■ DIRECTION ■
Reproduce every line of the records below exactly, leaving the pictures out of your answer.

■ INPUT DATA ■
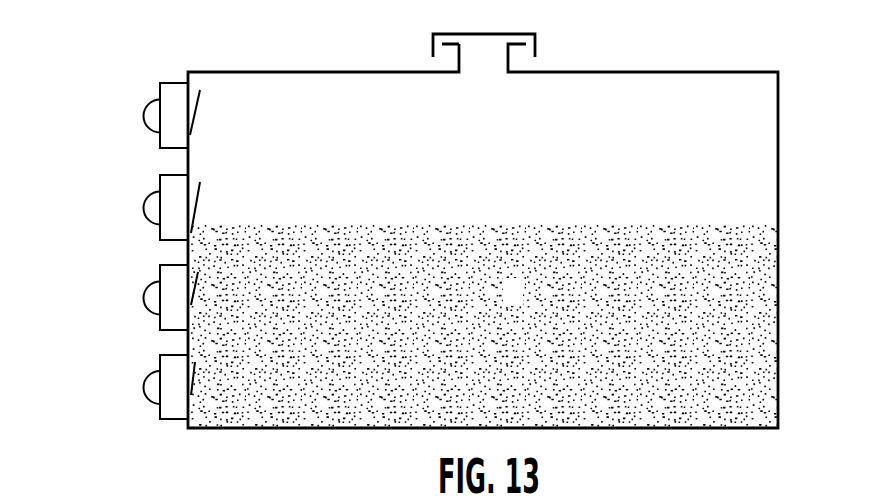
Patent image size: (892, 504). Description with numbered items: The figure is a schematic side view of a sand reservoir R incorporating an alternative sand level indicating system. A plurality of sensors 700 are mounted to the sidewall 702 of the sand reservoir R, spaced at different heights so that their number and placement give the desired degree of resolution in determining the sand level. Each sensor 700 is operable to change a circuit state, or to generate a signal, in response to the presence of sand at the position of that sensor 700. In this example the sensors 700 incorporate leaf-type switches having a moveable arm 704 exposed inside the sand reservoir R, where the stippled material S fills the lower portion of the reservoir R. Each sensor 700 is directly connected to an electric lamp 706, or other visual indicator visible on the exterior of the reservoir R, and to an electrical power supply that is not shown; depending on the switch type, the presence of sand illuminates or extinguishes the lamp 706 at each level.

The sensor 700 is at (127, 58).
The sidewall 702 is at (190, 157).
The moveable arm 704 is at (198, 200).
The electric lamp 706 is at (147, 403).
The sand reservoir R is at (752, 69).
The substance S is at (519, 304).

■ IN RESPONSE ■
Patent image size: (892, 504). Description with numbered items: The figure is a schematic side view of a sand reservoir R incorporating an alternative sand level indicating system. A plurality of sensors 700 are mounted to the sidewall 702 of the sand reservoir R, spaced at different heights so that their number and placement give the desired degree of resolution in determining the sand level. Each sensor 700 is operable to change a circuit state, or to generate a signal, in response to the presence of sand at the position of that sensor 700. In this example the sensors 700 incorporate leaf-type switches having a moveable arm 704 exposed inside the sand reservoir R, where the stippled material S fills the lower portion of the reservoir R. Each sensor 700 is directly connected to an electric lamp 706, or other visual indicator visible on the exterior of the reservoir R, and to an electrical power supply that is not shown; depending on the switch type, the presence of sand illuminates or extinguishes the lamp 706 at each level.

The sensor 700 is at (127, 58).
The sidewall 702 is at (190, 157).
The moveable arm 704 is at (198, 200).
The electric lamp 706 is at (147, 403).
The sand reservoir R is at (752, 69).
The substance S is at (519, 304).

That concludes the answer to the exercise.